**Exercise requirements:** Transcribe the entries exactly; images are not part of the copy.
____
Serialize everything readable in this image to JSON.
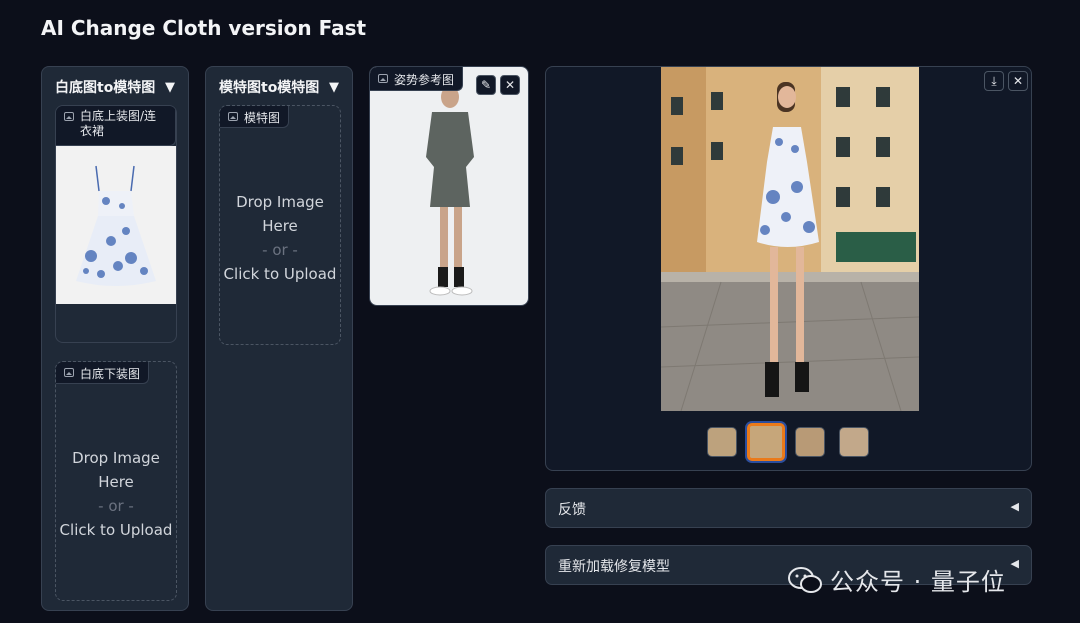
{
  "app": {
    "title": "AI Change Cloth version Fast"
  },
  "panel_white_to_model": {
    "title": "白底图to模特图",
    "caret": "▼",
    "top_upload": {
      "label": "白底上装图/连衣裙"
    },
    "bottom_upload": {
      "label": "白底下装图",
      "drop_text": "Drop Image Here",
      "or_text": "- or -",
      "click_text": "Click to Upload"
    }
  },
  "panel_model_to_model": {
    "title": "模特图to模特图",
    "caret": "▼",
    "upload": {
      "label": "模特图",
      "drop_text": "Drop Image Here",
      "or_text": "- or -",
      "click_text": "Click to Upload"
    }
  },
  "pose_reference": {
    "label": "姿势参考图",
    "edit_icon": "pencil-icon",
    "close_icon": "close-icon"
  },
  "output_gallery": {
    "download_icon": "download-icon",
    "close_icon": "close-icon",
    "thumbnail_count": 4,
    "selected_index": 1
  },
  "accordions": [
    {
      "label": "反馈",
      "icon": "◀"
    },
    {
      "label": "重新加载修复模型",
      "icon": "◀"
    }
  ],
  "watermark": {
    "text": "公众号 · 量子位"
  },
  "colors": {
    "background": "#0c0f1a",
    "panel": "#1f2937",
    "border": "#374151",
    "selected_thumb": "#ea7a1a"
  }
}
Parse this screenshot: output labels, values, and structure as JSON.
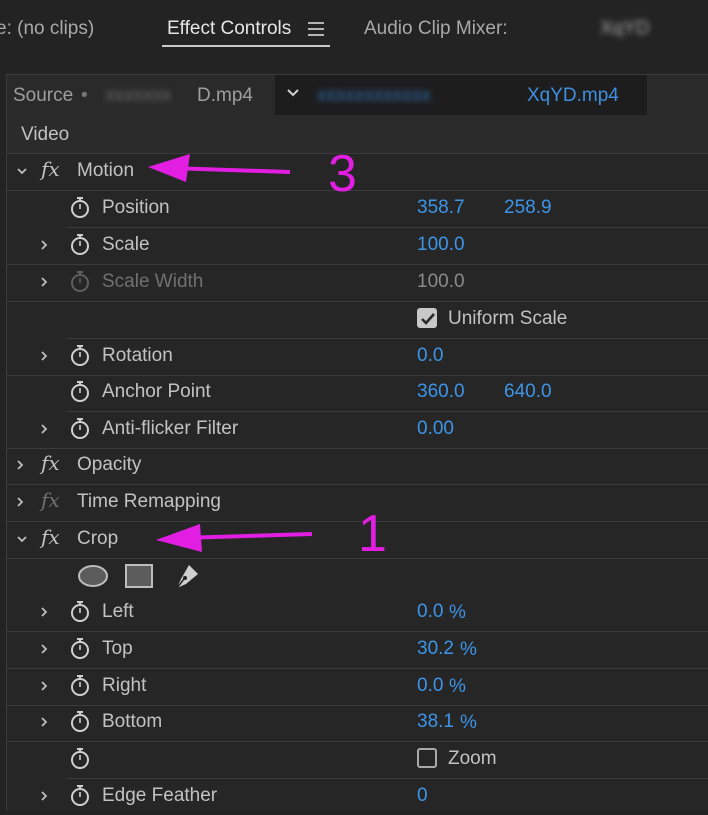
{
  "tabs": [
    {
      "label": "e: (no clips)",
      "active": false
    },
    {
      "label": "Effect Controls",
      "active": true
    },
    {
      "label": "Audio Clip Mixer:",
      "active": false
    },
    {
      "label": "XqYD",
      "active": false
    }
  ],
  "source": {
    "label": "Source",
    "dot": "•",
    "clip_name": "D.mp4",
    "sequence_clip": "XqYD.mp4"
  },
  "section_video": "Video",
  "motion": {
    "label": "Motion",
    "position": {
      "label": "Position",
      "x": "358.7",
      "y": "258.9"
    },
    "scale": {
      "label": "Scale",
      "value": "100.0"
    },
    "scale_width": {
      "label": "Scale Width",
      "value": "100.0"
    },
    "uniform_scale": {
      "label": "Uniform Scale",
      "checked": true
    },
    "rotation": {
      "label": "Rotation",
      "value": "0.0"
    },
    "anchor_point": {
      "label": "Anchor Point",
      "x": "360.0",
      "y": "640.0"
    },
    "anti_flicker": {
      "label": "Anti-flicker Filter",
      "value": "0.00"
    }
  },
  "opacity": {
    "label": "Opacity"
  },
  "time_remapping": {
    "label": "Time Remapping"
  },
  "crop": {
    "label": "Crop",
    "left": {
      "label": "Left",
      "value": "0.0",
      "unit": "%"
    },
    "top": {
      "label": "Top",
      "value": "30.2",
      "unit": "%"
    },
    "right": {
      "label": "Right",
      "value": "0.0",
      "unit": "%"
    },
    "bottom": {
      "label": "Bottom",
      "value": "38.1",
      "unit": "%"
    },
    "zoom": {
      "label": "Zoom",
      "checked": false
    },
    "edge_feather": {
      "label": "Edge Feather",
      "value": "0"
    }
  },
  "annotations": {
    "motion_number": "3",
    "crop_number": "1",
    "color": "#e21ee2"
  },
  "colors": {
    "value_blue": "#3d95e8",
    "background": "#232323"
  }
}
____
**Result for this task:**
Serialize everything readable in this image to JSON.
{
  "app": {
    "title": "AI Change Cloth version Fast"
  },
  "panel_white_to_model": {
    "title": "白底图to模特图",
    "caret": "▼",
    "top_upload": {
      "label": "白底上装图/连衣裙"
    },
    "bottom_upload": {
      "label": "白底下装图",
      "drop_text": "Drop Image Here",
      "or_text": "- or -",
      "click_text": "Click to Upload"
    }
  },
  "panel_model_to_model": {
    "title": "模特图to模特图",
    "caret": "▼",
    "upload": {
      "label": "模特图",
      "drop_text": "Drop Image Here",
      "or_text": "- or -",
      "click_text": "Click to Upload"
    }
  },
  "pose_reference": {
    "label": "姿势参考图",
    "edit_icon": "pencil-icon",
    "close_icon": "close-icon"
  },
  "output_gallery": {
    "download_icon": "download-icon",
    "close_icon": "close-icon",
    "thumbnail_count": 4,
    "selected_index": 1
  },
  "accordions": [
    {
      "label": "反馈",
      "icon": "◀"
    },
    {
      "label": "重新加载修复模型",
      "icon": "◀"
    }
  ],
  "watermark": {
    "text": "公众号 · 量子位"
  },
  "colors": {
    "background": "#0c0f1a",
    "panel": "#1f2937",
    "border": "#374151",
    "selected_thumb": "#ea7a1a"
  }
}
Parse this screenshot: output labels, values, and structure as JSON.
{
  "tabs": [
    {
      "label": "e: (no clips)",
      "active": false
    },
    {
      "label": "Effect Controls",
      "active": true
    },
    {
      "label": "Audio Clip Mixer:",
      "active": false
    },
    {
      "label": "XqYD",
      "active": false
    }
  ],
  "source": {
    "label": "Source",
    "dot": "•",
    "clip_name": "D.mp4",
    "sequence_clip": "XqYD.mp4"
  },
  "section_video": "Video",
  "motion": {
    "label": "Motion",
    "position": {
      "label": "Position",
      "x": "358.7",
      "y": "258.9"
    },
    "scale": {
      "label": "Scale",
      "value": "100.0"
    },
    "scale_width": {
      "label": "Scale Width",
      "value": "100.0"
    },
    "uniform_scale": {
      "label": "Uniform Scale",
      "checked": true
    },
    "rotation": {
      "label": "Rotation",
      "value": "0.0"
    },
    "anchor_point": {
      "label": "Anchor Point",
      "x": "360.0",
      "y": "640.0"
    },
    "anti_flicker": {
      "label": "Anti-flicker Filter",
      "value": "0.00"
    }
  },
  "opacity": {
    "label": "Opacity"
  },
  "time_remapping": {
    "label": "Time Remapping"
  },
  "crop": {
    "label": "Crop",
    "left": {
      "label": "Left",
      "value": "0.0",
      "unit": "%"
    },
    "top": {
      "label": "Top",
      "value": "30.2",
      "unit": "%"
    },
    "right": {
      "label": "Right",
      "value": "0.0",
      "unit": "%"
    },
    "bottom": {
      "label": "Bottom",
      "value": "38.1",
      "unit": "%"
    },
    "zoom": {
      "label": "Zoom",
      "checked": false
    },
    "edge_feather": {
      "label": "Edge Feather",
      "value": "0"
    }
  },
  "annotations": {
    "motion_number": "3",
    "crop_number": "1",
    "color": "#e21ee2"
  },
  "colors": {
    "value_blue": "#3d95e8",
    "background": "#232323"
  }
}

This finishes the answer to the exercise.